*Aim*: Copy these lines word for word, starting with the very first line and ending with the line that contains "Text: *Residual polarization: Direction", including both.

· · · · · · ·

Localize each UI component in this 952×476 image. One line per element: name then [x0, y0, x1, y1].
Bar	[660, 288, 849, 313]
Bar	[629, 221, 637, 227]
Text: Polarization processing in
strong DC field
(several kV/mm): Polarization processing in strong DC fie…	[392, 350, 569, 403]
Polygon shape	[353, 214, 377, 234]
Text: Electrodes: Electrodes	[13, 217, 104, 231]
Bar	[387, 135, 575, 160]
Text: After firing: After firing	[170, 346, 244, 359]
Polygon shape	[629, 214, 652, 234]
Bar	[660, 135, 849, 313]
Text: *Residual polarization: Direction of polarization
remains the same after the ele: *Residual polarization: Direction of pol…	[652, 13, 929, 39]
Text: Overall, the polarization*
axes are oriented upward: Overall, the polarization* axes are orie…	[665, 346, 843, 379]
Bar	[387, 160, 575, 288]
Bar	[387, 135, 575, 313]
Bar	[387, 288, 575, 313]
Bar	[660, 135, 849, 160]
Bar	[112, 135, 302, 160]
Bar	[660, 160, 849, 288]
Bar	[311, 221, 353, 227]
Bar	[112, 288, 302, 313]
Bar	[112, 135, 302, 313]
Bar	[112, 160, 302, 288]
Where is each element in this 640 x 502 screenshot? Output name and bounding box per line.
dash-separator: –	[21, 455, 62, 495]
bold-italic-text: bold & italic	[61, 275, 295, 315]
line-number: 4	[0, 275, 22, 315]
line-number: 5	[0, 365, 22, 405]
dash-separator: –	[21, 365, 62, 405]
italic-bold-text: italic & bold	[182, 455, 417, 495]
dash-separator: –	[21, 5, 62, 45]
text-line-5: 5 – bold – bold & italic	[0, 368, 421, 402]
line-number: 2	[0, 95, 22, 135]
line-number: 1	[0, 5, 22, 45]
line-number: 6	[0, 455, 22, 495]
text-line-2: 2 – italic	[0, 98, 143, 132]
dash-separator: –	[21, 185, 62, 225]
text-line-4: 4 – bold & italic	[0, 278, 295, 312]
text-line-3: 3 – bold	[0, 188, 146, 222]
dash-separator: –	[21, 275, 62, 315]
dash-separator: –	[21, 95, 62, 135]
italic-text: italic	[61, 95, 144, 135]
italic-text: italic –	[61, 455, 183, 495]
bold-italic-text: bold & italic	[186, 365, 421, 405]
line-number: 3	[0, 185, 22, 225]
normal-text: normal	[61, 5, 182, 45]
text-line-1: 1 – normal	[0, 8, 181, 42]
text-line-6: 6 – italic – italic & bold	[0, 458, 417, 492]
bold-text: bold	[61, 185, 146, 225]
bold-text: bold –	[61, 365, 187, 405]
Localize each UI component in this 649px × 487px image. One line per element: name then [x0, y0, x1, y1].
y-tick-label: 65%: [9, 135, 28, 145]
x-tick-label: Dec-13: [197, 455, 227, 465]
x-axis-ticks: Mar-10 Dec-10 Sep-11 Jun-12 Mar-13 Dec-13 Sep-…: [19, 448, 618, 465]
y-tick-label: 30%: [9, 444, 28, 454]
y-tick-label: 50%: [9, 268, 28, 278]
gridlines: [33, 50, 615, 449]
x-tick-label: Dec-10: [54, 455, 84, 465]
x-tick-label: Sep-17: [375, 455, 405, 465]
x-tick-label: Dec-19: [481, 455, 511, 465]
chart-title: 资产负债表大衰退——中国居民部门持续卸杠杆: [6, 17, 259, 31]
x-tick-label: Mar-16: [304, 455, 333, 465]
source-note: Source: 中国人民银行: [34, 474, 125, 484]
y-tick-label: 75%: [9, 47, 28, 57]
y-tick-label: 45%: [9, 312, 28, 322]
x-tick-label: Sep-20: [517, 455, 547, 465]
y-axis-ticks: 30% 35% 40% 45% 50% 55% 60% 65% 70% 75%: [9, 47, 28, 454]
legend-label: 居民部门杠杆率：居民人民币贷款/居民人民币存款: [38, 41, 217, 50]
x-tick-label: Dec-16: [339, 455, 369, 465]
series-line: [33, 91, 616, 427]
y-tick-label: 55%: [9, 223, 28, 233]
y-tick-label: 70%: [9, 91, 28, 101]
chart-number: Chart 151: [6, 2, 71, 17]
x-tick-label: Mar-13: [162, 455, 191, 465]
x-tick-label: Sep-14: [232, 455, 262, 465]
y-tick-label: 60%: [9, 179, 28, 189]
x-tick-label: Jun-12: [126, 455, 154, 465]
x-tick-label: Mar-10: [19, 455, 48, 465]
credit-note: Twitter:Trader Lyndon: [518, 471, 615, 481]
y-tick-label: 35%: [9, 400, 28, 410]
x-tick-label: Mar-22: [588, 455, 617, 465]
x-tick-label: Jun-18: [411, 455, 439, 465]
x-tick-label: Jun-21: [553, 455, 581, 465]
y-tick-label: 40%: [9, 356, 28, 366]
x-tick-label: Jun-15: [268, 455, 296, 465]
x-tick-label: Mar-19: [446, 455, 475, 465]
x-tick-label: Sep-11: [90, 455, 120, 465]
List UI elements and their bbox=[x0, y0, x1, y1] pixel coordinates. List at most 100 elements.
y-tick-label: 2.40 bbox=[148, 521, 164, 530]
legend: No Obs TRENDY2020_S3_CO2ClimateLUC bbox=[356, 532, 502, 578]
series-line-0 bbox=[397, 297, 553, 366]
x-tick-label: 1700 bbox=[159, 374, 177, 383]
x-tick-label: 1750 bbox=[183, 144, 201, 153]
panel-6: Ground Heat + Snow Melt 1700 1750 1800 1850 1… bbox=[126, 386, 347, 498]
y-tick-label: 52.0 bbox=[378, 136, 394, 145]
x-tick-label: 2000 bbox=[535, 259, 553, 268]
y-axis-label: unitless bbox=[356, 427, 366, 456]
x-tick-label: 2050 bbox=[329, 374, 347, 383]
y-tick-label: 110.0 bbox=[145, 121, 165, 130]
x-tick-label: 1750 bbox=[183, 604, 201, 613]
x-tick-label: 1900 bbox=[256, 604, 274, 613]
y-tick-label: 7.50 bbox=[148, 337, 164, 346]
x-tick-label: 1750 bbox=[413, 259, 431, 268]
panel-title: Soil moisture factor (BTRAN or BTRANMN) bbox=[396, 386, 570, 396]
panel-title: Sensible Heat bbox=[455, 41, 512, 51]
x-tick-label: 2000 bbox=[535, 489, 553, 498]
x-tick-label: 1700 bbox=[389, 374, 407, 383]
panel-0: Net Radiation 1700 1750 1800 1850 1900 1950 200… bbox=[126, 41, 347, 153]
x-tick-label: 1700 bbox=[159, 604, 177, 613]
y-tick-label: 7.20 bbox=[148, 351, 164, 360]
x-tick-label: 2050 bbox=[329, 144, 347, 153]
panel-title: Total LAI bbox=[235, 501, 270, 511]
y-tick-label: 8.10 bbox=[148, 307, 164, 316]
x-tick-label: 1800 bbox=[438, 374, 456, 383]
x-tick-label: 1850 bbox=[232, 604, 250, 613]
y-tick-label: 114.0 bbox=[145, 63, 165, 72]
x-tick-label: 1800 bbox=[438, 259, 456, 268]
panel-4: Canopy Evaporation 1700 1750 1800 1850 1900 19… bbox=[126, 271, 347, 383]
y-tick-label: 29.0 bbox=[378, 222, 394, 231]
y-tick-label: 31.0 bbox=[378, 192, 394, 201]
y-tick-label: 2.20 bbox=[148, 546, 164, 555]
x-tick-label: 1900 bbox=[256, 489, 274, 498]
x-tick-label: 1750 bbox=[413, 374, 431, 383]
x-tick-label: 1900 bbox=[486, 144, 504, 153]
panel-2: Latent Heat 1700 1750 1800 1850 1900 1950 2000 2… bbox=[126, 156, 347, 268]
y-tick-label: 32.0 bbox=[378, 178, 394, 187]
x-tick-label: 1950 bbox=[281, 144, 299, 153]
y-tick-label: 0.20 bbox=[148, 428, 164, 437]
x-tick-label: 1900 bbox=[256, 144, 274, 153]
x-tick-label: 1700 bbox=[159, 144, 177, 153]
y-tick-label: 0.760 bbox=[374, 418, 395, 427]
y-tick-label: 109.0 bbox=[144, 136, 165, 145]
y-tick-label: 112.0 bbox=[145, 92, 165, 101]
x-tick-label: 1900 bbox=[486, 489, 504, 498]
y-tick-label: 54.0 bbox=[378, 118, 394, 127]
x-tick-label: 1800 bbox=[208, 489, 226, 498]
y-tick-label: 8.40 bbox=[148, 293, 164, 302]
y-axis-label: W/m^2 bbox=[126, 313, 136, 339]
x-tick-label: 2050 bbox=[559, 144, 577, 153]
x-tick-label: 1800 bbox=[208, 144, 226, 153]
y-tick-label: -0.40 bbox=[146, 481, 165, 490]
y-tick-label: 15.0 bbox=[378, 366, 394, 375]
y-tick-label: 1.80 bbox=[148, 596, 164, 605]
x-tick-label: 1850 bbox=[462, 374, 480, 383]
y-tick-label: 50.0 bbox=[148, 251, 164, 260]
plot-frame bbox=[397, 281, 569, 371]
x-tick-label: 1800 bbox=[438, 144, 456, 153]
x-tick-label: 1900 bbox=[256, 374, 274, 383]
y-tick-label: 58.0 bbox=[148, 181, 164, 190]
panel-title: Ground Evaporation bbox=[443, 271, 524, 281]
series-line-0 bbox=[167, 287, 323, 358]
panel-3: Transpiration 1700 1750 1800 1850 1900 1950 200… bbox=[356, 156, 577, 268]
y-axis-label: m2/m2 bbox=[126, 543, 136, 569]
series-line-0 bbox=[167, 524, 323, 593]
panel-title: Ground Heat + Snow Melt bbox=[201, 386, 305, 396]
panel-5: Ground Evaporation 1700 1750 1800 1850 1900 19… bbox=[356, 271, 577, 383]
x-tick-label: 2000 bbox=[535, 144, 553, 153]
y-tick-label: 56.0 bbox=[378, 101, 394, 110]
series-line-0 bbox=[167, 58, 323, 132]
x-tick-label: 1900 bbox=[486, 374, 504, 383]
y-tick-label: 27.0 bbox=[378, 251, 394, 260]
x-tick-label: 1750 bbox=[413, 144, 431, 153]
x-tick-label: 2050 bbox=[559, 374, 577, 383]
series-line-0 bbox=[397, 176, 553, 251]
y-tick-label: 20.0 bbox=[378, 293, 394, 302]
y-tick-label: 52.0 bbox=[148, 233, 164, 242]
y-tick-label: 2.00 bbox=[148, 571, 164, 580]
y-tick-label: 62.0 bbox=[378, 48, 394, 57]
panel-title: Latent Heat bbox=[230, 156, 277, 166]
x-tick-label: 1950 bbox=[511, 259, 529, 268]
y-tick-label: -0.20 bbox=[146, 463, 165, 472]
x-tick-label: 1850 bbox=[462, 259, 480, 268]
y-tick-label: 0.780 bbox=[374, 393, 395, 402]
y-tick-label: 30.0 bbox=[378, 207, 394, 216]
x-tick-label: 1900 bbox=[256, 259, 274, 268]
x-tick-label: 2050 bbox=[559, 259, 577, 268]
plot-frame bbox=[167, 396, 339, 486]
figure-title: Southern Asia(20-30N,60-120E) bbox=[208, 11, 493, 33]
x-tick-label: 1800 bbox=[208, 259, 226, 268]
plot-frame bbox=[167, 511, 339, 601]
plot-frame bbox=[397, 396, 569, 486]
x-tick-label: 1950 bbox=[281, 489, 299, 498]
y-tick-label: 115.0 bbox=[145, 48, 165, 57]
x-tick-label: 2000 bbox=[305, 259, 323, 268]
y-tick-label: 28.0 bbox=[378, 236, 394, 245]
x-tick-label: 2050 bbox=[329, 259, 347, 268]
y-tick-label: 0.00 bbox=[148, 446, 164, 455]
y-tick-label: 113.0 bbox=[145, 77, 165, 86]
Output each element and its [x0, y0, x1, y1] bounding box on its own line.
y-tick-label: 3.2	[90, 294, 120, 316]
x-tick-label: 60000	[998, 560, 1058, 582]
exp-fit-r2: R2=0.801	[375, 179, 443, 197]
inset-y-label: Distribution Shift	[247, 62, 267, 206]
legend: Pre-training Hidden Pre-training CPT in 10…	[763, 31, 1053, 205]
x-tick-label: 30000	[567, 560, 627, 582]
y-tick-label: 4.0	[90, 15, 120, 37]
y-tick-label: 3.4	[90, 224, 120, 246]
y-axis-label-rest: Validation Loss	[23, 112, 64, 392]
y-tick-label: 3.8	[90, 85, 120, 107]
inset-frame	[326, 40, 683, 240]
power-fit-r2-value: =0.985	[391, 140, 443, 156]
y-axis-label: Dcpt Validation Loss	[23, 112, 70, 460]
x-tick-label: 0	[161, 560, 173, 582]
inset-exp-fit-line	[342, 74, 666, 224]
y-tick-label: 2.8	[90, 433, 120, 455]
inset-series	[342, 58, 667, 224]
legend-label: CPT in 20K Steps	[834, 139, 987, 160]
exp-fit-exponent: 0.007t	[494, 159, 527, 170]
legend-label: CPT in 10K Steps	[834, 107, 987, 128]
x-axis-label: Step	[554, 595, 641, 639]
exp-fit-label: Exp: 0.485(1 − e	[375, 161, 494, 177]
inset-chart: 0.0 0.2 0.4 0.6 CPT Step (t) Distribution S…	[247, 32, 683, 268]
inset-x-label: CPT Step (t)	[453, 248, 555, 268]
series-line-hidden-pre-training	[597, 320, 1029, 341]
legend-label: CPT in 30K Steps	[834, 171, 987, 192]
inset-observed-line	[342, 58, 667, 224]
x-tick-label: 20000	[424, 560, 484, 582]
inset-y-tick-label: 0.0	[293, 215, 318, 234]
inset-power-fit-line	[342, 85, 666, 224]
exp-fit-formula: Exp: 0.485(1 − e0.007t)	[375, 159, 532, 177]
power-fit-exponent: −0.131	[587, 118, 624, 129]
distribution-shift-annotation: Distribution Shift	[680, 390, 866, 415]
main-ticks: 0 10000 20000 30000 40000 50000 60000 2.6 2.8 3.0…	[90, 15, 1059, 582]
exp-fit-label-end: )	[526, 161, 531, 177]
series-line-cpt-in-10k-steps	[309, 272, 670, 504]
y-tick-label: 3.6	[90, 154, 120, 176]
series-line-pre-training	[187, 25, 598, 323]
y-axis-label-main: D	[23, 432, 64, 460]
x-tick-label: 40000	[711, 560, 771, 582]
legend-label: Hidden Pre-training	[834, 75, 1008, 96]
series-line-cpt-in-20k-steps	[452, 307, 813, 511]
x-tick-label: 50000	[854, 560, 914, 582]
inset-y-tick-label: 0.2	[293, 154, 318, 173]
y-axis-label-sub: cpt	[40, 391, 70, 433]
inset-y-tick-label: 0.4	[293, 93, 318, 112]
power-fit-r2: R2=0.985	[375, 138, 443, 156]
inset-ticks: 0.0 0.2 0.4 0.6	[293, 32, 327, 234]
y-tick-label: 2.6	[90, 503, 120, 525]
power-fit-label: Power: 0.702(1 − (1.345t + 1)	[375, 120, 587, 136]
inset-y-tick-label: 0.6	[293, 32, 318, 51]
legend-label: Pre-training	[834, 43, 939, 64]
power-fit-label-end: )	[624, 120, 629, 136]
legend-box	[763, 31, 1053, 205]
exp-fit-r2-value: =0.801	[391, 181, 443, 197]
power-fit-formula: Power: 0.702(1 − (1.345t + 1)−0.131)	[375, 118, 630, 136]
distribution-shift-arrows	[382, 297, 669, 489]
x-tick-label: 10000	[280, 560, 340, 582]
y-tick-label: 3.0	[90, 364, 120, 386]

· · · · · · ·

*The response*:
Localize each UI component in this 952×476 image. One line per element: name then [x0, y0, x1, y1].
Bar	[660, 288, 849, 313]
Bar	[629, 221, 637, 227]
Text: Polarization processing in
strong DC field
(several kV/mm): Polarization processing in strong DC fie…	[392, 350, 569, 403]
Polygon shape	[353, 214, 377, 234]
Text: Electrodes: Electrodes	[13, 217, 104, 231]
Bar	[387, 135, 575, 160]
Text: After firing: After firing	[170, 346, 244, 359]
Polygon shape	[629, 214, 652, 234]
Bar	[660, 135, 849, 313]
Text: *Residual polarization: Direction of polarization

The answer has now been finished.